- [GIVEN TASK]:
Give the number of lines containing "SOCIAL" in this listing, with no other words.

Entries from a dataset
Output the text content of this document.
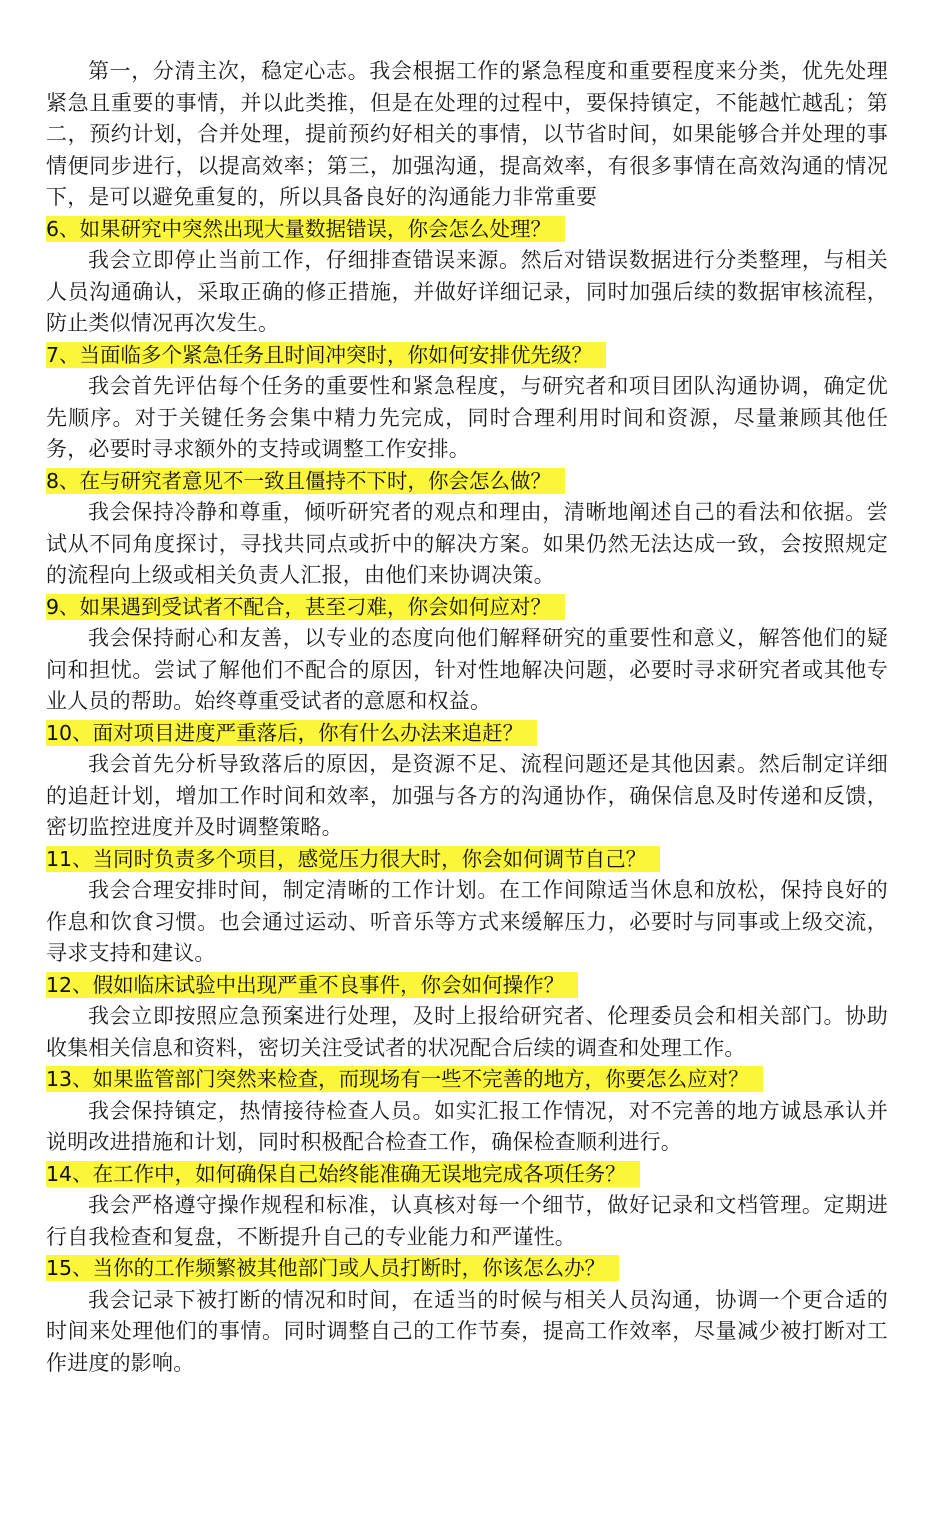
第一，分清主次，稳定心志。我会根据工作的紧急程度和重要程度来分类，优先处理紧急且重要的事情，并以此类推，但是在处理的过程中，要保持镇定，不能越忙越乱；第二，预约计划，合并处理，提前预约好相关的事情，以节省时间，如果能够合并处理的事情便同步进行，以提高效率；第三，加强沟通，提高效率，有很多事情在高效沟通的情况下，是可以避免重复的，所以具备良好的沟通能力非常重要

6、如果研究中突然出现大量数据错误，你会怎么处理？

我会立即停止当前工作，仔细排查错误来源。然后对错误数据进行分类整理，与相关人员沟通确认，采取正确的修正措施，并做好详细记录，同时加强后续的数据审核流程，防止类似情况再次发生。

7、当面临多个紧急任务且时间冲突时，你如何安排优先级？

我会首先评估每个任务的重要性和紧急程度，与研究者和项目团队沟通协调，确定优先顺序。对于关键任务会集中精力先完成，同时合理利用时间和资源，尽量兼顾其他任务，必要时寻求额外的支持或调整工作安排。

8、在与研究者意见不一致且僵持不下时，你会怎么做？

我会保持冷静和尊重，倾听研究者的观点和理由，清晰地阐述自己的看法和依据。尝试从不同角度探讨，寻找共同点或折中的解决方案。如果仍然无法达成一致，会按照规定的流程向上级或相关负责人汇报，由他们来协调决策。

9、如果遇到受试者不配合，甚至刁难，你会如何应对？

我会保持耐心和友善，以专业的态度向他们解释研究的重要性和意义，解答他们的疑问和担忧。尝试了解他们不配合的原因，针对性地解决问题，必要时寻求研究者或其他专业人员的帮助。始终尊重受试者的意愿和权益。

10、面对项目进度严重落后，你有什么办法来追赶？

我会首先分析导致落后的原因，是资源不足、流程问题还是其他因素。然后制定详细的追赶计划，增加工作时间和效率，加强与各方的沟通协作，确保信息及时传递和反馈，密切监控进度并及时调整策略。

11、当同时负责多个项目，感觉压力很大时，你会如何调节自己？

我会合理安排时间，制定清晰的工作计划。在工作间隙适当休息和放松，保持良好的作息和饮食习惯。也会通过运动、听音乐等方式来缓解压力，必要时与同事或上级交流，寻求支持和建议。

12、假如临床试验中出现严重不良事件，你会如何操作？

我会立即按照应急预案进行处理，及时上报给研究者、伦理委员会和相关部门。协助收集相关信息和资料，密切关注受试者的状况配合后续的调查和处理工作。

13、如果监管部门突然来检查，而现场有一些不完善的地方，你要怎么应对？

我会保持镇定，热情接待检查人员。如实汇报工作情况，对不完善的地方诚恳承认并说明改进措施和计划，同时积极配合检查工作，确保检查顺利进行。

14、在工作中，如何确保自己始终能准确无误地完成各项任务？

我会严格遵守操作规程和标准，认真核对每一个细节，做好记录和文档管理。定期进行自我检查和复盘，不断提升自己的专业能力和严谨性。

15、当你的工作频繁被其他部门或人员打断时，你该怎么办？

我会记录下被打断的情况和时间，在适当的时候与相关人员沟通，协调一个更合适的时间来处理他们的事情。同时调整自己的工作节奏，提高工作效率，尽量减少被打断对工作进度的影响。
---
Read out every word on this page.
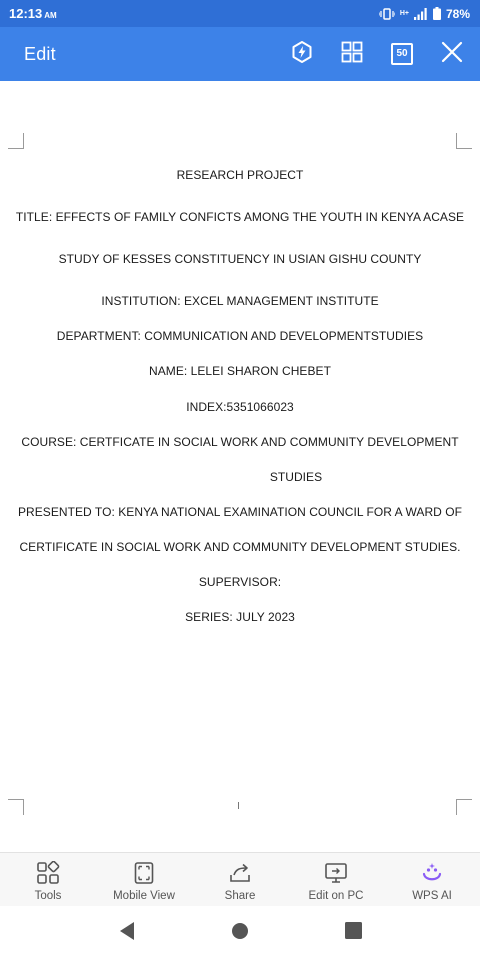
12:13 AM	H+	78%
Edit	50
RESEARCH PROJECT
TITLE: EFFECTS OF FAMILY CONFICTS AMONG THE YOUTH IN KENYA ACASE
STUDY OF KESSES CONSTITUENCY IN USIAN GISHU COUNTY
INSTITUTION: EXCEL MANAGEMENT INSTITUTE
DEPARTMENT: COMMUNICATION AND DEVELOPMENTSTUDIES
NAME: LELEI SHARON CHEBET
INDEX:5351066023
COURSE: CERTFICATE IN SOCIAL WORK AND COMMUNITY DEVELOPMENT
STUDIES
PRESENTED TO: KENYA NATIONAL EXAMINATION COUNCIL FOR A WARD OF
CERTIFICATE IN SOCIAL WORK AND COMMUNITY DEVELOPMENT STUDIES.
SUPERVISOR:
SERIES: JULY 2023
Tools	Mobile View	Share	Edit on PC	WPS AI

- [WORKED ANSWER]:
2